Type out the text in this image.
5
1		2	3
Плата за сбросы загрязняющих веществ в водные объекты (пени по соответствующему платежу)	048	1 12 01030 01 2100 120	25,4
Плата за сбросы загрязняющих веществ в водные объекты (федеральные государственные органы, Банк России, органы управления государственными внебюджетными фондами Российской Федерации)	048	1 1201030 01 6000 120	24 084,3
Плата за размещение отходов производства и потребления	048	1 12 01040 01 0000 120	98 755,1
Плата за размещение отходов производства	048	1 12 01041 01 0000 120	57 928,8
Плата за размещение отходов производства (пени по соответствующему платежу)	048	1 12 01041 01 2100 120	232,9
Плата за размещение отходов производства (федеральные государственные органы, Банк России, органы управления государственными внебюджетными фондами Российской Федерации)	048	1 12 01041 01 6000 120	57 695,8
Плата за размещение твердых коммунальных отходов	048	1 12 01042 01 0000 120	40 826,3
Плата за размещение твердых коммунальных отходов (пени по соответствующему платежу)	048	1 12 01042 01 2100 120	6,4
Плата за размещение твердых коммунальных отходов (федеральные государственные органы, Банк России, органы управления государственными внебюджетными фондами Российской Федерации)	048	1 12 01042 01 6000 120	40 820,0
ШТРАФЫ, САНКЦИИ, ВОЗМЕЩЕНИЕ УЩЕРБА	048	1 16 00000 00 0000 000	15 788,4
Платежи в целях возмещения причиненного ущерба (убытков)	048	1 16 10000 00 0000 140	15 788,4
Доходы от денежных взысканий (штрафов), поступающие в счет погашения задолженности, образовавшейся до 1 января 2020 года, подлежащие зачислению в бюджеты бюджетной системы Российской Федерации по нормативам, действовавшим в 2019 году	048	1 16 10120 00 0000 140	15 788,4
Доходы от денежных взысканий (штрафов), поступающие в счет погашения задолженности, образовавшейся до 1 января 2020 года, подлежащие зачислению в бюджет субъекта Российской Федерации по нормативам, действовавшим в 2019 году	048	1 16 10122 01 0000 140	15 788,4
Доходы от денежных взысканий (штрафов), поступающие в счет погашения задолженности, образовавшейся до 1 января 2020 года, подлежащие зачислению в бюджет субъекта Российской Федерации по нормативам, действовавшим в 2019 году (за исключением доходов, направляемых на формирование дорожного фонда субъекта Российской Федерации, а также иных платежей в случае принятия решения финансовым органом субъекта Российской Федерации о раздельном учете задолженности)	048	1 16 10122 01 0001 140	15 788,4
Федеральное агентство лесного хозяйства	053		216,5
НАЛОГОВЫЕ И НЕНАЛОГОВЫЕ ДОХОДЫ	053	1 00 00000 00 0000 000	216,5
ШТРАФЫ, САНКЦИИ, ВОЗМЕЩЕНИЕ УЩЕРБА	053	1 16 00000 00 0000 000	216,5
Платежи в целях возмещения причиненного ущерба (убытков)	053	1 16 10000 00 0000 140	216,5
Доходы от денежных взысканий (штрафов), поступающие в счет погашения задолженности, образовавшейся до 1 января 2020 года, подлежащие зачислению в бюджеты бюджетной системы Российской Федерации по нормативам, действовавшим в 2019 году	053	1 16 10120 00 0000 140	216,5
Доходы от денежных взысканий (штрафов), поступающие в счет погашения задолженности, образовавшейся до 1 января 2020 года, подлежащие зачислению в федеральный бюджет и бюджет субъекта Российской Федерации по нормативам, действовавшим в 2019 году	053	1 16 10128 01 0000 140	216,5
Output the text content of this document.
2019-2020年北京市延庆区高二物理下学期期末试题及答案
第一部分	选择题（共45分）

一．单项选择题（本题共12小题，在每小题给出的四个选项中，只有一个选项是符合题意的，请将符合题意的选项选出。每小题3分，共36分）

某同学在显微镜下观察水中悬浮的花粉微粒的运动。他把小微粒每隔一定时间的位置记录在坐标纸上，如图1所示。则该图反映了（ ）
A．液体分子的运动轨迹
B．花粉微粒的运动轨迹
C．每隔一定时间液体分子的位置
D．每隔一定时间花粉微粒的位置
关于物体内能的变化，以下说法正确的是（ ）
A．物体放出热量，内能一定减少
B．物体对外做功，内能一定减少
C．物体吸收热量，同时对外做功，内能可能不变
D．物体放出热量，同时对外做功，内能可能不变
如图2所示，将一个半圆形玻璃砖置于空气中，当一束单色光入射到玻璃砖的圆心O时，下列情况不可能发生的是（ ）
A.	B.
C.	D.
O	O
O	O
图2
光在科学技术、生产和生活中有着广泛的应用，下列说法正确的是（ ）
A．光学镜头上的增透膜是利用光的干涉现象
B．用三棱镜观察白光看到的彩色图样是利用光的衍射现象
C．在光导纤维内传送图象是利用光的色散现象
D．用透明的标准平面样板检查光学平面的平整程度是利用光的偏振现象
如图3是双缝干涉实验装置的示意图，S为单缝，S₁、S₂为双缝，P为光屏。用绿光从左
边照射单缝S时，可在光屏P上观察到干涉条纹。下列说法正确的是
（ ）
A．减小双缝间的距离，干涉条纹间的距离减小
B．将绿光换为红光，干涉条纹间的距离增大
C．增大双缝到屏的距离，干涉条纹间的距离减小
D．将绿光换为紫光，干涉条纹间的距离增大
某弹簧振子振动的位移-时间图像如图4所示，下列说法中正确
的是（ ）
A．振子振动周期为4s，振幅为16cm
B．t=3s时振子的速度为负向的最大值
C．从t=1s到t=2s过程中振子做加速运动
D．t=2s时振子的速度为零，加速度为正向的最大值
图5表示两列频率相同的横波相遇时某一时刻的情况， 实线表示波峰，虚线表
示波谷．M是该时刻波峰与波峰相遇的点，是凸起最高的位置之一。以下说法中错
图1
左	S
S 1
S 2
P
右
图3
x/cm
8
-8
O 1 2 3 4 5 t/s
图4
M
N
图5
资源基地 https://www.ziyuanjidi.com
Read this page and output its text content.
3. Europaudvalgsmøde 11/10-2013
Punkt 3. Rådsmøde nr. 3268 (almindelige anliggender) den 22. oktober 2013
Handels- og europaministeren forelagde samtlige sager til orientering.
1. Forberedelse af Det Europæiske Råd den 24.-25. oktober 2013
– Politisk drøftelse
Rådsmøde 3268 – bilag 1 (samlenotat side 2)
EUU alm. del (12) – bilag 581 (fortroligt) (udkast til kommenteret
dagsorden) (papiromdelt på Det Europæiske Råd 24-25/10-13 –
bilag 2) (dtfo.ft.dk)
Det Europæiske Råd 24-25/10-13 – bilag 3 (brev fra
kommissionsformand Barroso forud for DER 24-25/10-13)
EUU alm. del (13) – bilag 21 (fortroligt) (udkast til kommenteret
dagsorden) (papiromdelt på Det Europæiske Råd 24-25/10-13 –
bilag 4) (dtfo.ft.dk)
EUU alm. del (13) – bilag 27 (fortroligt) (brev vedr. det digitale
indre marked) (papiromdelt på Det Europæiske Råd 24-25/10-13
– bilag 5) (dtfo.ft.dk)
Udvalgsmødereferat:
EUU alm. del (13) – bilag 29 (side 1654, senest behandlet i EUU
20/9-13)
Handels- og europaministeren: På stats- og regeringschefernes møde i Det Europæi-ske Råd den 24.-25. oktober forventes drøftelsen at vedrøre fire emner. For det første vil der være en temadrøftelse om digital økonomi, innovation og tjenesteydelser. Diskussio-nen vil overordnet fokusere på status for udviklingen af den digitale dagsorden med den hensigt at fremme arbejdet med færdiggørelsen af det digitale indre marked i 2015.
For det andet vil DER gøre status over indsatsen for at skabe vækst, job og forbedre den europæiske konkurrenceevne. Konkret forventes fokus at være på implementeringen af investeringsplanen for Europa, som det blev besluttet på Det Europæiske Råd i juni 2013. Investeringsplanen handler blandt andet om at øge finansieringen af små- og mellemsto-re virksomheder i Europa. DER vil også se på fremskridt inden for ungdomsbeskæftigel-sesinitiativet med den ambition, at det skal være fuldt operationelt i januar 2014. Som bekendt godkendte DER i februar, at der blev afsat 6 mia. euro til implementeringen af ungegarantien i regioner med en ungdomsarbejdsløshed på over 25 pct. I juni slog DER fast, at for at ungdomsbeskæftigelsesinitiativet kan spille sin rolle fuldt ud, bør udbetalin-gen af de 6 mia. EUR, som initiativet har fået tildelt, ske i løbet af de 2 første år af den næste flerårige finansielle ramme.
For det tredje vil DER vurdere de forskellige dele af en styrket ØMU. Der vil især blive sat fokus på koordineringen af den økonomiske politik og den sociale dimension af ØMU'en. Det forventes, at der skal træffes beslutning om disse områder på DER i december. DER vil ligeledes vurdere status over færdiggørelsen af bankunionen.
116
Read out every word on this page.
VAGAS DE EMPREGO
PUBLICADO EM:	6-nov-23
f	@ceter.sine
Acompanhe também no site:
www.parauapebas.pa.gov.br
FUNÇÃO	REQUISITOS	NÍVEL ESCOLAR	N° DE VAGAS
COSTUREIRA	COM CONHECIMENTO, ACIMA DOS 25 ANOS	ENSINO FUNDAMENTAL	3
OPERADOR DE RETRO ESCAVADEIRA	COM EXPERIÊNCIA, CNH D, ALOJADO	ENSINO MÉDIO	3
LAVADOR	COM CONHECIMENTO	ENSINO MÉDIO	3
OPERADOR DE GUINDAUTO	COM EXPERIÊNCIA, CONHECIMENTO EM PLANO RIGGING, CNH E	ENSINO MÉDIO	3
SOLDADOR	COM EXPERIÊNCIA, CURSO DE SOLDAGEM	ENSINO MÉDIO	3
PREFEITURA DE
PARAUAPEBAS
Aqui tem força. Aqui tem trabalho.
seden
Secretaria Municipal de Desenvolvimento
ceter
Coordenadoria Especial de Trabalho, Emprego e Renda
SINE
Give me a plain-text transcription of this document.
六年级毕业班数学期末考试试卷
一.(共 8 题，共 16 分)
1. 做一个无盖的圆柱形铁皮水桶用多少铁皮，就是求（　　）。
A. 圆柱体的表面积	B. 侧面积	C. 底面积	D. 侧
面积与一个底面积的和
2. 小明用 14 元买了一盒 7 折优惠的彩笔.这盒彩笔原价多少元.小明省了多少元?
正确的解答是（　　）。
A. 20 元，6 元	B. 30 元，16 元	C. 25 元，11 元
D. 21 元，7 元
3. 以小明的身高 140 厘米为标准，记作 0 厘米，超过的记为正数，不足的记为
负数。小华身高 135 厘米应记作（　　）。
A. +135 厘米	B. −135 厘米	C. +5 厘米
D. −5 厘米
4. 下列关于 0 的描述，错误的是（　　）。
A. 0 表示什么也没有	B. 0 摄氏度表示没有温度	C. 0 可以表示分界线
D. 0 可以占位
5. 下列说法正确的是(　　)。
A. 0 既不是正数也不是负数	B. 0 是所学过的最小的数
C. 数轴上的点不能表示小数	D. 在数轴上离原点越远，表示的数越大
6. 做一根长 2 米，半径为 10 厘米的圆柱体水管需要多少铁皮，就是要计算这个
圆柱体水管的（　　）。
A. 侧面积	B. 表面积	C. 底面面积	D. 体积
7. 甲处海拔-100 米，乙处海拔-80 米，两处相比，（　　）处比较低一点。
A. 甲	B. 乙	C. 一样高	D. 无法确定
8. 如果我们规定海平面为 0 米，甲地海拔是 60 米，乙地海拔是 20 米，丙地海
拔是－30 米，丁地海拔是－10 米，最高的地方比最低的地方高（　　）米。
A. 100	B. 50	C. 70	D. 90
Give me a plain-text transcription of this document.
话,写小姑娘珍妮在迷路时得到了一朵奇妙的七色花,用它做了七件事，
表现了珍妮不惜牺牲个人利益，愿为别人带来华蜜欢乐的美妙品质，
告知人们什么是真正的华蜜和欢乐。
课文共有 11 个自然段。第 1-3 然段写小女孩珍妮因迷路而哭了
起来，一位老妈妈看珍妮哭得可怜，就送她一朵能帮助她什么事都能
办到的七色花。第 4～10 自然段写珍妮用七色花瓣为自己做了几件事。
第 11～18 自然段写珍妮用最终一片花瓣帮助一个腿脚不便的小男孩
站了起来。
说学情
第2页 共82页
-------------------------
**Your task:** Take every line from the data that contains the word "下列说法正确的是".

**Response below:**
光在科学技术、生产和生活中有着广泛的应用，下列说法正确的是（ ）
边照射单缝S时，可在光屏P上观察到干涉条纹。下列说法正确的是
5. 下列说法正确的是(　　)。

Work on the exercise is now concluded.